* **Action item**
The answer is a number and nothing else: the count of lines in these entries containing the word "this".

Dataset listings of figures

===============

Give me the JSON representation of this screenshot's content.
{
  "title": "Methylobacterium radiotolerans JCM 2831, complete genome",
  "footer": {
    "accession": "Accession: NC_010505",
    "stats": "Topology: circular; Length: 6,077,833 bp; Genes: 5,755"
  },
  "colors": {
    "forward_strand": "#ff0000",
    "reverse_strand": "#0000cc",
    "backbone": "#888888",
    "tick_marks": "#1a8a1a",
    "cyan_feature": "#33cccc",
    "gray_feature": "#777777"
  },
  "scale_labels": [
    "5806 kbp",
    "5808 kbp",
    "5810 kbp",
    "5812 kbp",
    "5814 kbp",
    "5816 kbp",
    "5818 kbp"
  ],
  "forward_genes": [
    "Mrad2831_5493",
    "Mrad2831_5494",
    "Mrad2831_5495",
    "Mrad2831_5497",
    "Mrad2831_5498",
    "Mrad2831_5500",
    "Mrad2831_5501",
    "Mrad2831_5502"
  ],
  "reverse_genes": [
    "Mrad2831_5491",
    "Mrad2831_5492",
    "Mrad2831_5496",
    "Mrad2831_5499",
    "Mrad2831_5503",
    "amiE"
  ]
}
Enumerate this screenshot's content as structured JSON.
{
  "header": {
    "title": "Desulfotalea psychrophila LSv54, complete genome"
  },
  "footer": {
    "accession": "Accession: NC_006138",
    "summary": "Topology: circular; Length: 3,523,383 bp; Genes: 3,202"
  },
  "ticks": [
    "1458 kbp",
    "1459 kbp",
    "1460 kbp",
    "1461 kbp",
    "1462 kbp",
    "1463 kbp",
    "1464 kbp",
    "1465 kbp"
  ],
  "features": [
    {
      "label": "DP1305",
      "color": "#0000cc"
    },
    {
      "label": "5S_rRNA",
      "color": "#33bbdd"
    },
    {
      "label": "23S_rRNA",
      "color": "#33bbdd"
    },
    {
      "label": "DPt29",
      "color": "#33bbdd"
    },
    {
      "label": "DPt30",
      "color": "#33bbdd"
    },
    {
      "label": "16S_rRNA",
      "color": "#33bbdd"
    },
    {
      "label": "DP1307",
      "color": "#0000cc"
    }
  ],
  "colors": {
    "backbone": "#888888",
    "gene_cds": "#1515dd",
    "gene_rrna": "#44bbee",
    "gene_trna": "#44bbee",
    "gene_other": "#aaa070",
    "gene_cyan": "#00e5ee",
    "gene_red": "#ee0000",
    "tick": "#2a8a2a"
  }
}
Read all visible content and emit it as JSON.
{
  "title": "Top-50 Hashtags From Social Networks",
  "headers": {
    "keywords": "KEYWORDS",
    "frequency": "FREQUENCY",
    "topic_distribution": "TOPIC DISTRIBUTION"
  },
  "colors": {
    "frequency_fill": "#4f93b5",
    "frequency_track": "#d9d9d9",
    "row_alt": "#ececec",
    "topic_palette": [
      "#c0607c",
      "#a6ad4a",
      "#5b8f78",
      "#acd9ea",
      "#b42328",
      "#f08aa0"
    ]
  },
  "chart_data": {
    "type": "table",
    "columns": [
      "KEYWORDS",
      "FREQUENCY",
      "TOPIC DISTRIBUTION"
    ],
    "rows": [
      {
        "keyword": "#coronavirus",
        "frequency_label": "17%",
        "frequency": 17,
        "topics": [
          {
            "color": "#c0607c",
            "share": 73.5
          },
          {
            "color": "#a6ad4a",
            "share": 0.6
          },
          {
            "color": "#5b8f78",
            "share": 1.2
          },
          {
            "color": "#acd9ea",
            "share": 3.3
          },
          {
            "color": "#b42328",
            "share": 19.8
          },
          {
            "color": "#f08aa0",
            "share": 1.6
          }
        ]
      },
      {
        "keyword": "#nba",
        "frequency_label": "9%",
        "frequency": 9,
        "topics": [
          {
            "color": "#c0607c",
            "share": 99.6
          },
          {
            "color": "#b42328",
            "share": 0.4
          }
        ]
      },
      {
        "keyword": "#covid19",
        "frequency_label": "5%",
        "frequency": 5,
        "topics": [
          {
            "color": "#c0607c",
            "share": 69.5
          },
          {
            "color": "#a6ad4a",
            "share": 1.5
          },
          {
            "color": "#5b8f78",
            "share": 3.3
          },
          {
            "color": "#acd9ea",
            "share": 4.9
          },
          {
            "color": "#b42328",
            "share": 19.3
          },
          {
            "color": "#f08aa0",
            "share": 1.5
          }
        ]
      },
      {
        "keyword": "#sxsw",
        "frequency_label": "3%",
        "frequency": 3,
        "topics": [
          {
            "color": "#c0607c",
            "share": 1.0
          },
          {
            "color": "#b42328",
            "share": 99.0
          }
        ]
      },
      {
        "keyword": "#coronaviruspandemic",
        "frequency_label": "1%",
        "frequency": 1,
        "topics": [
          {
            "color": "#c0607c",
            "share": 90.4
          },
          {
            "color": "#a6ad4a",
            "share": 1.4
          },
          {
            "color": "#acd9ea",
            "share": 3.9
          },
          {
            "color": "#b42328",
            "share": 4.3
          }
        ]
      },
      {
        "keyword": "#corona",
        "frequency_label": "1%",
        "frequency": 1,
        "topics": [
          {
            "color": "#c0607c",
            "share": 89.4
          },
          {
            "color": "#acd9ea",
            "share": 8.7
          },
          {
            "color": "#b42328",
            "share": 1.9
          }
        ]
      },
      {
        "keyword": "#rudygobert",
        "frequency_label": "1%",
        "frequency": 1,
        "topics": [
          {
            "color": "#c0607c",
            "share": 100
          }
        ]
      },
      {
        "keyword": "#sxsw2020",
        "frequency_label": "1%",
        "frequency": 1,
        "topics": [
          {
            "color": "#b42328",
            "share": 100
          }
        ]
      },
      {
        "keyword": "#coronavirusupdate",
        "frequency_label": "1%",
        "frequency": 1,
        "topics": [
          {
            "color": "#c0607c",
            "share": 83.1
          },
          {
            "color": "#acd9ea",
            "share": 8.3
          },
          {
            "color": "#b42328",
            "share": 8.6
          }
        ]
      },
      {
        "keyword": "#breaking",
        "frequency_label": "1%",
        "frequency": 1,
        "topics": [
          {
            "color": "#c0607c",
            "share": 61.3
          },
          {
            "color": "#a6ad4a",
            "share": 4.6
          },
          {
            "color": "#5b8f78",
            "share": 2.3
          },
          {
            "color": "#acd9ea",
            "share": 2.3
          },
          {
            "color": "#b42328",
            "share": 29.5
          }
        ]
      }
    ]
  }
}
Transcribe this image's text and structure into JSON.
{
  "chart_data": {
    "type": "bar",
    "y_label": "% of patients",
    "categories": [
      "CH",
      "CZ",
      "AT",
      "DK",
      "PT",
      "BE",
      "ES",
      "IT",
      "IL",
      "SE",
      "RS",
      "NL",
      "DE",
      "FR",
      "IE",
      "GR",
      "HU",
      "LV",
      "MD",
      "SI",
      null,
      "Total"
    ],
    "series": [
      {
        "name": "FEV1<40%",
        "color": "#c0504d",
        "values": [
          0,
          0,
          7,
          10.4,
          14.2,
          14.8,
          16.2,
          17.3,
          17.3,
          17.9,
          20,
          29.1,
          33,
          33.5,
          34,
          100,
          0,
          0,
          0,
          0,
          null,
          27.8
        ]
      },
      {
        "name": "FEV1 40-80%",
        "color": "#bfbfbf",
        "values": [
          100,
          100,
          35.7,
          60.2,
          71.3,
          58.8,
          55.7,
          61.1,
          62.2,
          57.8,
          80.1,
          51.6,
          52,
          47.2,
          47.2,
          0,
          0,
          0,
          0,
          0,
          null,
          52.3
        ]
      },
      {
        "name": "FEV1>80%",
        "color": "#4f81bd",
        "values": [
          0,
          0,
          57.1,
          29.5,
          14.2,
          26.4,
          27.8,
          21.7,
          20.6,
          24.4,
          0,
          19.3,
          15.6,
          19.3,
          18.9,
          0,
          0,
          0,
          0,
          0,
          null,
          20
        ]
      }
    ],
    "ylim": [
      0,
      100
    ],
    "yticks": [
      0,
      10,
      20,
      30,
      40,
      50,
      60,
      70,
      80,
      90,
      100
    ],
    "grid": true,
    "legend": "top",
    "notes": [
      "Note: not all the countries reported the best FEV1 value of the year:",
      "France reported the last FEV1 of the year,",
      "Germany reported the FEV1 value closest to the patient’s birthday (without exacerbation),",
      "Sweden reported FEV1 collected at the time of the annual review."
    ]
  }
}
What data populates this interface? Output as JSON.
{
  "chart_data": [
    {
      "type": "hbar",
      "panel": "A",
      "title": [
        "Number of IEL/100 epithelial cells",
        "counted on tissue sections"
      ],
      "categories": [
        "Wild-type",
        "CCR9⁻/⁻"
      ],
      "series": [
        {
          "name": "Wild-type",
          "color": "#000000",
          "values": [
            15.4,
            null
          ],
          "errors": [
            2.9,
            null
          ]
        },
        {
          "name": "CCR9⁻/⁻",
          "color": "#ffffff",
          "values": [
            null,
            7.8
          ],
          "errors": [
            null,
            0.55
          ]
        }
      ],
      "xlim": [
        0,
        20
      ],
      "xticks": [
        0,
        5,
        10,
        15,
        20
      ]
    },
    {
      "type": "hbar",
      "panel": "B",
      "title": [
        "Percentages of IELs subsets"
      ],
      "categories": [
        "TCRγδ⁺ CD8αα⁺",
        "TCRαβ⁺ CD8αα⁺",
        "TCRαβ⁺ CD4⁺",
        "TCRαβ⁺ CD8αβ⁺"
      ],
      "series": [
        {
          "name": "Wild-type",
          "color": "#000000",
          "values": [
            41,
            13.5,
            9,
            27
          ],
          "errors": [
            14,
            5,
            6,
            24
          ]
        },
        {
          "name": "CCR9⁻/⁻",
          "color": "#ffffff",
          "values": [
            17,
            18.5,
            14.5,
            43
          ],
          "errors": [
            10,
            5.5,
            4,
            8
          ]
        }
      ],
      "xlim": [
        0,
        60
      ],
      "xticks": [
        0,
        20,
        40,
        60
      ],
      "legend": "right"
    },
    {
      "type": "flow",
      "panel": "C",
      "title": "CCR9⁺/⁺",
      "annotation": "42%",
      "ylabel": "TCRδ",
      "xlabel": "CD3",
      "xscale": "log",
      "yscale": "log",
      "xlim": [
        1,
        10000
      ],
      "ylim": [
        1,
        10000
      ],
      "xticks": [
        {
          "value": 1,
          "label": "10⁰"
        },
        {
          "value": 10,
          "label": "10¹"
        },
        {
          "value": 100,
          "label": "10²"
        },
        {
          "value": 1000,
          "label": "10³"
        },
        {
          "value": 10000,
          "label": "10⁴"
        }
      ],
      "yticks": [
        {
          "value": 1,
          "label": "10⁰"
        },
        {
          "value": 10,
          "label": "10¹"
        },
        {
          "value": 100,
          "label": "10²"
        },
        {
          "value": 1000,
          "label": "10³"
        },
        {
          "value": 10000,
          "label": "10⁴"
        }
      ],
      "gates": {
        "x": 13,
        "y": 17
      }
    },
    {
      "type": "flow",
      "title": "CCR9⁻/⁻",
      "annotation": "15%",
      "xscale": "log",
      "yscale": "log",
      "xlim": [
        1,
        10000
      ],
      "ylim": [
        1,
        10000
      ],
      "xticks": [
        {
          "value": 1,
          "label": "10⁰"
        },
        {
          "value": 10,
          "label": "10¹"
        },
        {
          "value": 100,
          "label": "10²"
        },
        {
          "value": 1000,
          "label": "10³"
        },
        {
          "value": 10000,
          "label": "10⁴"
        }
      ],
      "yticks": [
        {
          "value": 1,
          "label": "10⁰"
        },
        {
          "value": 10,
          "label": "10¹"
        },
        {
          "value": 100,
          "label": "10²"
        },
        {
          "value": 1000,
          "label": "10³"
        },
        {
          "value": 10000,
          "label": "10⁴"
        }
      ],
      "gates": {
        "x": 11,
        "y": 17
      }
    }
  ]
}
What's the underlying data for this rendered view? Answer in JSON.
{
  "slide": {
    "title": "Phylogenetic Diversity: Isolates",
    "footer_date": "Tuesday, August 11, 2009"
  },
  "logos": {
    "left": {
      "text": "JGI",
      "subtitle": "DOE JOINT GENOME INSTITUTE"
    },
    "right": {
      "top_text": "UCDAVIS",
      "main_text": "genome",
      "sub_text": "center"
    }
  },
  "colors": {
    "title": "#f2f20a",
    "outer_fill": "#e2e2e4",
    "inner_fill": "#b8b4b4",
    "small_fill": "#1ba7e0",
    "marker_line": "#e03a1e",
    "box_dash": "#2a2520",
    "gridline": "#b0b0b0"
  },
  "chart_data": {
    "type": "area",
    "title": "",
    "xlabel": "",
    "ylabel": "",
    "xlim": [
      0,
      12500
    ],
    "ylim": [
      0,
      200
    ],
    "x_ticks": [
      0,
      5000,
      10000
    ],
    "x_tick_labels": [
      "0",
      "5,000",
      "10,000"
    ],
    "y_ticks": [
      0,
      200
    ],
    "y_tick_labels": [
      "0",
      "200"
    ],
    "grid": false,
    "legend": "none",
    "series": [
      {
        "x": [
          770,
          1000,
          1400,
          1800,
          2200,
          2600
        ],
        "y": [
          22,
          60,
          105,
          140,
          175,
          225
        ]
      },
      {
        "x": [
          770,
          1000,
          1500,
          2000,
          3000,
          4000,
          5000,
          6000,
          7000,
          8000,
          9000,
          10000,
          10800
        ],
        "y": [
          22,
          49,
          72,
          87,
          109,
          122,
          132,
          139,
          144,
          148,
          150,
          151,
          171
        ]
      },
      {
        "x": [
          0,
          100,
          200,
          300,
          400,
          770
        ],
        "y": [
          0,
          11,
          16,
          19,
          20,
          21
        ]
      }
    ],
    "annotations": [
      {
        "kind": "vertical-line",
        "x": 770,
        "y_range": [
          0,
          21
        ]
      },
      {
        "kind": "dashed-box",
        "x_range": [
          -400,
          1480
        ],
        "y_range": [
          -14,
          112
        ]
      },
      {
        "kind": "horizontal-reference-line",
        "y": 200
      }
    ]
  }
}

===============

* **Reply**
5